• TASK INSTRUCTIONS:
Retype each entry below exactly as it stands.

>>>

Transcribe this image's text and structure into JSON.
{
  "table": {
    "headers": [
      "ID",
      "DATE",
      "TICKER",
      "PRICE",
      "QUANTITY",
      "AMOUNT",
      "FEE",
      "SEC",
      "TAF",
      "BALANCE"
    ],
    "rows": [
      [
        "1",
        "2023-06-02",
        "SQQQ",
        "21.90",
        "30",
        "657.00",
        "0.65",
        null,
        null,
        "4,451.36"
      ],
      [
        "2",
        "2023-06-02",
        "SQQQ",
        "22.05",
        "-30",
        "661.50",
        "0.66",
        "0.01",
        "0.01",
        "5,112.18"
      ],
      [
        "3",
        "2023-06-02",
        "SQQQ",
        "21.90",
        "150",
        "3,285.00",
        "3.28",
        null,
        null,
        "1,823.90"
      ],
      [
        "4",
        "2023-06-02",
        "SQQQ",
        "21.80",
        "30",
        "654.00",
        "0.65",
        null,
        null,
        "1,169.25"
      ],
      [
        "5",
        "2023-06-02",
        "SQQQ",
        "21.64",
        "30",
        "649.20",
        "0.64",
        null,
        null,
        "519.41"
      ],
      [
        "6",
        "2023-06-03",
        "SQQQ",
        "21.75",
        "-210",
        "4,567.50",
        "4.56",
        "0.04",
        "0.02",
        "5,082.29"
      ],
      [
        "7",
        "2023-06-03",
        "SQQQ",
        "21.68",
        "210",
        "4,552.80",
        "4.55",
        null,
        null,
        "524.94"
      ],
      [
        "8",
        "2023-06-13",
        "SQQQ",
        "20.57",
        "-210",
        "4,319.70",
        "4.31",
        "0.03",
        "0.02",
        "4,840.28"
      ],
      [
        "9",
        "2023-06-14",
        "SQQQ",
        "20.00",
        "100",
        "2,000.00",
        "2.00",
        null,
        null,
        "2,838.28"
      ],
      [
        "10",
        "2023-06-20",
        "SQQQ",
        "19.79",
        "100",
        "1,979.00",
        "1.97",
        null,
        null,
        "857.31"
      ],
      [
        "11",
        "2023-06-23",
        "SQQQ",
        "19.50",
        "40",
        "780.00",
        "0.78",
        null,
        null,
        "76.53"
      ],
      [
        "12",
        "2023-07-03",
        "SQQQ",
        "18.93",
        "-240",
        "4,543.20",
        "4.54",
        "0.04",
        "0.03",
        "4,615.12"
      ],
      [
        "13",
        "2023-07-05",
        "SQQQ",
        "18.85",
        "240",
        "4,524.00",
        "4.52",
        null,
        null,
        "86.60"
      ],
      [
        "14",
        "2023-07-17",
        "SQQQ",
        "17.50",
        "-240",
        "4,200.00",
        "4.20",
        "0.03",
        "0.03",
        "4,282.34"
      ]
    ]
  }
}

<<<

• CORRECT ANSWER:
Transcribe this image's text and structure into JSON.
{
  "table": {
    "headers": [
      "ID",
      "DATE",
      "TICKER",
      "PRICE",
      "QUANTITY",
      "AMOUNT",
      "FEE",
      "SEC",
      "TAF",
      "BALANCE"
    ],
    "rows": [
      [
        "1",
        "2023-06-02",
        "SQQQ",
        "21.90",
        "30",
        "657.00",
        "0.65",
        null,
        null,
        "4,451.36"
      ],
      [
        "2",
        "2023-06-02",
        "SQQQ",
        "22.05",
        "-30",
        "661.50",
        "0.66",
        "0.01",
        "0.01",
        "5,112.18"
      ],
      [
        "3",
        "2023-06-02",
        "SQQQ",
        "21.90",
        "150",
        "3,285.00",
        "3.28",
        null,
        null,
        "1,823.90"
      ],
      [
        "4",
        "2023-06-02",
        "SQQQ",
        "21.80",
        "30",
        "654.00",
        "0.65",
        null,
        null,
        "1,169.25"
      ],
      [
        "5",
        "2023-06-02",
        "SQQQ",
        "21.64",
        "30",
        "649.20",
        "0.64",
        null,
        null,
        "519.41"
      ],
      [
        "6",
        "2023-06-03",
        "SQQQ",
        "21.75",
        "-210",
        "4,567.50",
        "4.56",
        "0.04",
        "0.02",
        "5,082.29"
      ],
      [
        "7",
        "2023-06-03",
        "SQQQ",
        "21.68",
        "210",
        "4,552.80",
        "4.55",
        null,
        null,
        "524.94"
      ],
      [
        "8",
        "2023-06-13",
        "SQQQ",
        "20.57",
        "-210",
        "4,319.70",
        "4.31",
        "0.03",
        "0.02",
        "4,840.28"
      ],
      [
        "9",
        "2023-06-14",
        "SQQQ",
        "20.00",
        "100",
        "2,000.00",
        "2.00",
        null,
        null,
        "2,838.28"
      ],
      [
        "10",
        "2023-06-20",
        "SQQQ",
        "19.79",
        "100",
        "1,979.00",
        "1.97",
        null,
        null,
        "857.31"
      ],
      [
        "11",
        "2023-06-23",
        "SQQQ",
        "19.50",
        "40",
        "780.00",
        "0.78",
        null,
        null,
        "76.53"
      ],
      [
        "12",
        "2023-07-03",
        "SQQQ",
        "18.93",
        "-240",
        "4,543.20",
        "4.54",
        "0.04",
        "0.03",
        "4,615.12"
      ],
      [
        "13",
        "2023-07-05",
        "SQQQ",
        "18.85",
        "240",
        "4,524.00",
        "4.52",
        null,
        null,
        "86.60"
      ],
      [
        "14",
        "2023-07-17",
        "SQQQ",
        "17.50",
        "-240",
        "4,200.00",
        "4.20",
        "0.03",
        "0.03",
        "4,282.34"
      ]
    ]
  }
}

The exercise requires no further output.